All the records that follow need to be reproduced exactly. Omit the images.

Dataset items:
☆ ☆ ☆

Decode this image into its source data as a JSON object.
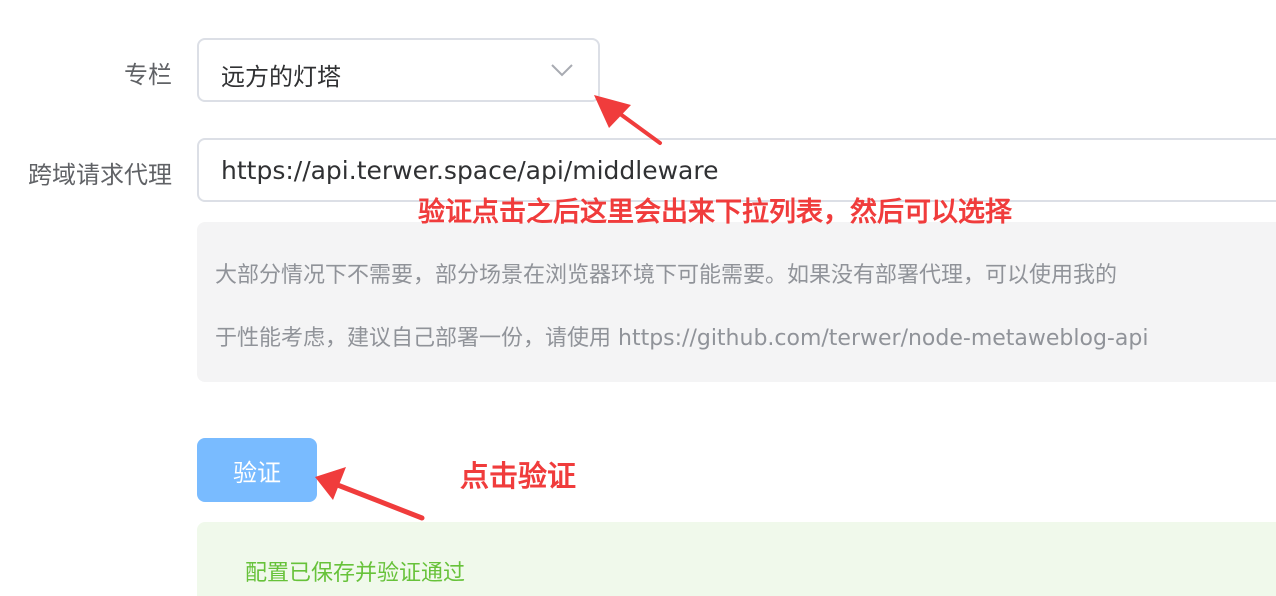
{
  "form": {
    "column_label": "专栏",
    "column_value": "远方的灯塔",
    "proxy_label": "跨域请求代理",
    "proxy_value": "https://api.terwer.space/api/middleware",
    "hint_line_1": "大部分情况下不需要，部分场景在浏览器环境下可能需要。如果没有部署代理，可以使用我的",
    "hint_line_2": "于性能考虑，建议自己部署一份，请使用 https://github.com/terwer/node-metaweblog-api",
    "verify_label": "验证",
    "success_message": "配置已保存并验证通过"
  },
  "annotations": {
    "dropdown_note": "验证点击之后这里会出来下拉列表，然后可以选择",
    "verify_note": "点击验证",
    "color": "#f03c3c"
  },
  "icons": {
    "select_arrow": "chevron-down-icon"
  },
  "colors": {
    "primary_light": "#79bbff",
    "success_text": "#67c23a",
    "success_bg": "#f0f9eb",
    "hint_bg": "#f4f4f5"
  }
}
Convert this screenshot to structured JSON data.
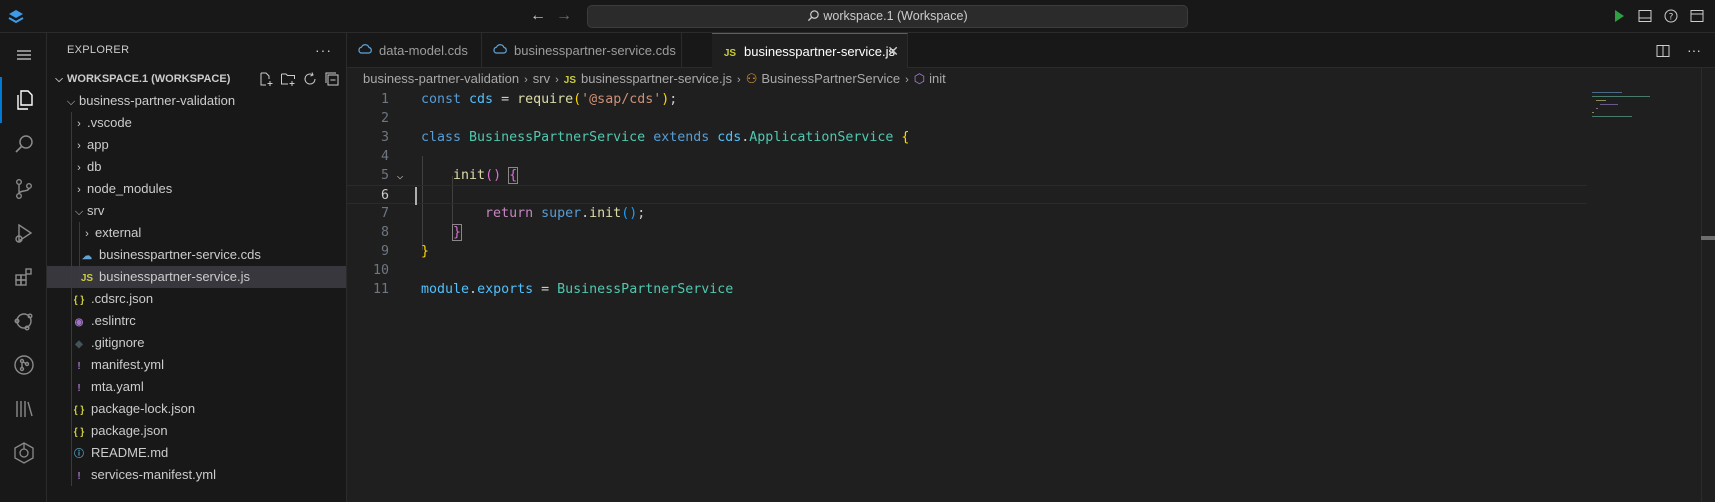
{
  "window": {
    "command_center": "workspace.1 (Workspace)",
    "back_icon": "arrow-left-icon",
    "forward_icon": "arrow-right-icon"
  },
  "activity_bar": {
    "items": [
      {
        "name": "menu-icon"
      },
      {
        "name": "explorer-icon"
      },
      {
        "name": "search-icon"
      },
      {
        "name": "source-control-icon"
      },
      {
        "name": "run-debug-icon"
      },
      {
        "name": "extensions-icon"
      },
      {
        "name": "remote-explorer-icon"
      },
      {
        "name": "git-graph-icon"
      },
      {
        "name": "library-icon"
      },
      {
        "name": "cds-graph-icon"
      }
    ]
  },
  "sidebar": {
    "title": "EXPLORER",
    "more": "···",
    "workspace_label": "WORKSPACE.1 (WORKSPACE)",
    "tree": [
      {
        "label": "business-partner-validation",
        "type": "folder-open",
        "depth": 1
      },
      {
        "label": ".vscode",
        "type": "folder",
        "depth": 2
      },
      {
        "label": "app",
        "type": "folder",
        "depth": 2
      },
      {
        "label": "db",
        "type": "folder",
        "depth": 2
      },
      {
        "label": "node_modules",
        "type": "folder",
        "depth": 2
      },
      {
        "label": "srv",
        "type": "folder-open",
        "depth": 2
      },
      {
        "label": "external",
        "type": "folder",
        "depth": 3
      },
      {
        "label": "businesspartner-service.cds",
        "type": "cds",
        "depth": 3
      },
      {
        "label": "businesspartner-service.js",
        "type": "js",
        "depth": 3,
        "selected": true
      },
      {
        "label": ".cdsrc.json",
        "type": "json",
        "depth": 2
      },
      {
        "label": ".eslintrc",
        "type": "eslint",
        "depth": 2
      },
      {
        "label": ".gitignore",
        "type": "git",
        "depth": 2
      },
      {
        "label": "manifest.yml",
        "type": "yml",
        "depth": 2
      },
      {
        "label": "mta.yaml",
        "type": "yml",
        "depth": 2
      },
      {
        "label": "package-lock.json",
        "type": "json",
        "depth": 2
      },
      {
        "label": "package.json",
        "type": "json",
        "depth": 2
      },
      {
        "label": "README.md",
        "type": "info",
        "depth": 2
      },
      {
        "label": "services-manifest.yml",
        "type": "yml",
        "depth": 2
      }
    ]
  },
  "tabs": [
    {
      "label": "data-model.cds",
      "icon": "cds"
    },
    {
      "label": "businesspartner-service.cds",
      "icon": "cds"
    },
    {
      "label": "businesspartner-service.js",
      "icon": "js",
      "active": true
    }
  ],
  "icon_text": {
    "js": "JS",
    "json": "{ }",
    "yml": "!"
  },
  "breadcrumb": {
    "items": [
      "business-partner-validation",
      "srv",
      "businesspartner-service.js",
      "BusinessPartnerService",
      "init"
    ],
    "separator": ">"
  },
  "code": {
    "line_numbers": [
      "1",
      "2",
      "3",
      "4",
      "5",
      "6",
      "7",
      "8",
      "9",
      "10",
      "11"
    ],
    "current_line": "6"
  },
  "colors": {
    "accent": "#0078d4",
    "keyword": "#569cd6",
    "control": "#c586c0",
    "class": "#4ec9b0",
    "string": "#ce9178",
    "function": "#dcdcaa",
    "js_icon": "#cbcb41"
  }
}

☆ ☆ ☆

- **Answer for the task**
Decode this image into its source data as a JSON object.
{
  "form": {
    "column_label": "专栏",
    "column_value": "远方的灯塔",
    "proxy_label": "跨域请求代理",
    "proxy_value": "https://api.terwer.space/api/middleware",
    "hint_line_1": "大部分情况下不需要，部分场景在浏览器环境下可能需要。如果没有部署代理，可以使用我的",
    "hint_line_2": "于性能考虑，建议自己部署一份，请使用 https://github.com/terwer/node-metaweblog-api",
    "verify_label": "验证",
    "success_message": "配置已保存并验证通过"
  },
  "annotations": {
    "dropdown_note": "验证点击之后这里会出来下拉列表，然后可以选择",
    "verify_note": "点击验证",
    "color": "#f03c3c"
  },
  "icons": {
    "select_arrow": "chevron-down-icon"
  },
  "colors": {
    "primary_light": "#79bbff",
    "success_text": "#67c23a",
    "success_bg": "#f0f9eb",
    "hint_bg": "#f4f4f5"
  }
}
Convert this screenshot to structured JSON data.
{
  "window": {
    "command_center": "workspace.1 (Workspace)",
    "back_icon": "arrow-left-icon",
    "forward_icon": "arrow-right-icon"
  },
  "activity_bar": {
    "items": [
      {
        "name": "menu-icon"
      },
      {
        "name": "explorer-icon"
      },
      {
        "name": "search-icon"
      },
      {
        "name": "source-control-icon"
      },
      {
        "name": "run-debug-icon"
      },
      {
        "name": "extensions-icon"
      },
      {
        "name": "remote-explorer-icon"
      },
      {
        "name": "git-graph-icon"
      },
      {
        "name": "library-icon"
      },
      {
        "name": "cds-graph-icon"
      }
    ]
  },
  "sidebar": {
    "title": "EXPLORER",
    "more": "···",
    "workspace_label": "WORKSPACE.1 (WORKSPACE)",
    "tree": [
      {
        "label": "business-partner-validation",
        "type": "folder-open",
        "depth": 1
      },
      {
        "label": ".vscode",
        "type": "folder",
        "depth": 2
      },
      {
        "label": "app",
        "type": "folder",
        "depth": 2
      },
      {
        "label": "db",
        "type": "folder",
        "depth": 2
      },
      {
        "label": "node_modules",
        "type": "folder",
        "depth": 2
      },
      {
        "label": "srv",
        "type": "folder-open",
        "depth": 2
      },
      {
        "label": "external",
        "type": "folder",
        "depth": 3
      },
      {
        "label": "businesspartner-service.cds",
        "type": "cds",
        "depth": 3
      },
      {
        "label": "businesspartner-service.js",
        "type": "js",
        "depth": 3,
        "selected": true
      },
      {
        "label": ".cdsrc.json",
        "type": "json",
        "depth": 2
      },
      {
        "label": ".eslintrc",
        "type": "eslint",
        "depth": 2
      },
      {
        "label": ".gitignore",
        "type": "git",
        "depth": 2
      },
      {
        "label": "manifest.yml",
        "type": "yml",
        "depth": 2
      },
      {
        "label": "mta.yaml",
        "type": "yml",
        "depth": 2
      },
      {
        "label": "package-lock.json",
        "type": "json",
        "depth": 2
      },
      {
        "label": "package.json",
        "type": "json",
        "depth": 2
      },
      {
        "label": "README.md",
        "type": "info",
        "depth": 2
      },
      {
        "label": "services-manifest.yml",
        "type": "yml",
        "depth": 2
      }
    ]
  },
  "tabs": [
    {
      "label": "data-model.cds",
      "icon": "cds"
    },
    {
      "label": "businesspartner-service.cds",
      "icon": "cds"
    },
    {
      "label": "businesspartner-service.js",
      "icon": "js",
      "active": true
    }
  ],
  "icon_text": {
    "js": "JS",
    "json": "{ }",
    "yml": "!"
  },
  "breadcrumb": {
    "items": [
      "business-partner-validation",
      "srv",
      "businesspartner-service.js",
      "BusinessPartnerService",
      "init"
    ],
    "separator": ">"
  },
  "code": {
    "line_numbers": [
      "1",
      "2",
      "3",
      "4",
      "5",
      "6",
      "7",
      "8",
      "9",
      "10",
      "11"
    ],
    "current_line": "6"
  },
  "colors": {
    "accent": "#0078d4",
    "keyword": "#569cd6",
    "control": "#c586c0",
    "class": "#4ec9b0",
    "string": "#ce9178",
    "function": "#dcdcaa",
    "js_icon": "#cbcb41"
  }
}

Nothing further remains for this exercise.